Stored data entries
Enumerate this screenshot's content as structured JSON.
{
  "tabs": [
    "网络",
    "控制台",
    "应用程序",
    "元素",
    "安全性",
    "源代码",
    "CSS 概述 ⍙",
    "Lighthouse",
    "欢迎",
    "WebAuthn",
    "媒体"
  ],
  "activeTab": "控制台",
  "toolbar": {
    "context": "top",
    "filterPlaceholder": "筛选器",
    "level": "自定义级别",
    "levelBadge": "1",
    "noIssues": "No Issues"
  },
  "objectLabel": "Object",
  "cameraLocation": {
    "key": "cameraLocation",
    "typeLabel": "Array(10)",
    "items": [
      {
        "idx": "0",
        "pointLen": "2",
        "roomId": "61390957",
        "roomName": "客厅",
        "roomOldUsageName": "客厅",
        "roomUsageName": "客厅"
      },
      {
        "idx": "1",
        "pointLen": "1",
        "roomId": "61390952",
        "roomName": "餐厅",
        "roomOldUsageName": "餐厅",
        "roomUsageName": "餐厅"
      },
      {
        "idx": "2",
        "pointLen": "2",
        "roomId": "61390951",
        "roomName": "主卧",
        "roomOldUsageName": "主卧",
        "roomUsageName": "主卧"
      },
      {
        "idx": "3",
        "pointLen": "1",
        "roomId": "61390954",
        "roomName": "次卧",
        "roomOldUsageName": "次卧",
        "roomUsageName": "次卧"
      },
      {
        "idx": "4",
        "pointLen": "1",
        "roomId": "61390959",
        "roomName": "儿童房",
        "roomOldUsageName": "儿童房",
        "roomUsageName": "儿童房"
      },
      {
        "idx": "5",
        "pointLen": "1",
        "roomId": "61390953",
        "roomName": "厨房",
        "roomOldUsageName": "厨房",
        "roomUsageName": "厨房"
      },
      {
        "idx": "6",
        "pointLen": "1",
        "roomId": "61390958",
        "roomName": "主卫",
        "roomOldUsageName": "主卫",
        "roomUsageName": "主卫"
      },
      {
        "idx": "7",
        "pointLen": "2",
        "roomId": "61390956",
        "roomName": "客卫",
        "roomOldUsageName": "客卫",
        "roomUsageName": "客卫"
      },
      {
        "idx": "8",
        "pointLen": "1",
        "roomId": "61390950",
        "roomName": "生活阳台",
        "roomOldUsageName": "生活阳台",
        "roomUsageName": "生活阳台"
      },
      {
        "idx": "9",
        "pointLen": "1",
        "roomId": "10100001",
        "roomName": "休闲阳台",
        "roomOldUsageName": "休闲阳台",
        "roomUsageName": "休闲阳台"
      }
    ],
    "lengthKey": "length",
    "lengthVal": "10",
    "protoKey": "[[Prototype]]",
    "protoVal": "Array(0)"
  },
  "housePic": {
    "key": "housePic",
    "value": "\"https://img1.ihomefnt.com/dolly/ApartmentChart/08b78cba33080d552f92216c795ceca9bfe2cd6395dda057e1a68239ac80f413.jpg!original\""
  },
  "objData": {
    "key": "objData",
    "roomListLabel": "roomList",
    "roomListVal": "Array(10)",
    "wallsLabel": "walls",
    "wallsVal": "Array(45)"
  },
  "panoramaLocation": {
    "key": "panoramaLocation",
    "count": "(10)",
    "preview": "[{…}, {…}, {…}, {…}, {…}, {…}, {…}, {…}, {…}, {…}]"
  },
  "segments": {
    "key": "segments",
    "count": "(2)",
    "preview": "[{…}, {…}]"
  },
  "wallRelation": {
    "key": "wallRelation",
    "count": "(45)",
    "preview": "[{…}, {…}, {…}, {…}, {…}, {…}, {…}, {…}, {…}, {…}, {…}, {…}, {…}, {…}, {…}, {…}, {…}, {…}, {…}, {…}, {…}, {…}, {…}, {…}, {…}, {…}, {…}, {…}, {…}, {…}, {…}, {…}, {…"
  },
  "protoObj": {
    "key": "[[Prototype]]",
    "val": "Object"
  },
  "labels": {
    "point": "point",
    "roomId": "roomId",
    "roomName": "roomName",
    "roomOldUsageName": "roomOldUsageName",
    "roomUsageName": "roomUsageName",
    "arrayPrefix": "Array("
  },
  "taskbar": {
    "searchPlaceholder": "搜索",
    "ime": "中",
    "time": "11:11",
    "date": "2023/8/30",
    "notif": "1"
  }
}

### Objective
Find each line holding "roomId". Copy it out.

### Right answer
        "roomId": "61390957",
        "roomId": "61390952",
        "roomId": "61390951",
        "roomId": "61390954",
        "roomId": "61390959",
        "roomId": "61390953",
        "roomId": "61390958",
        "roomId": "61390956",
        "roomId": "61390950",
        "roomId": "10100001",
    "roomId": "roomId",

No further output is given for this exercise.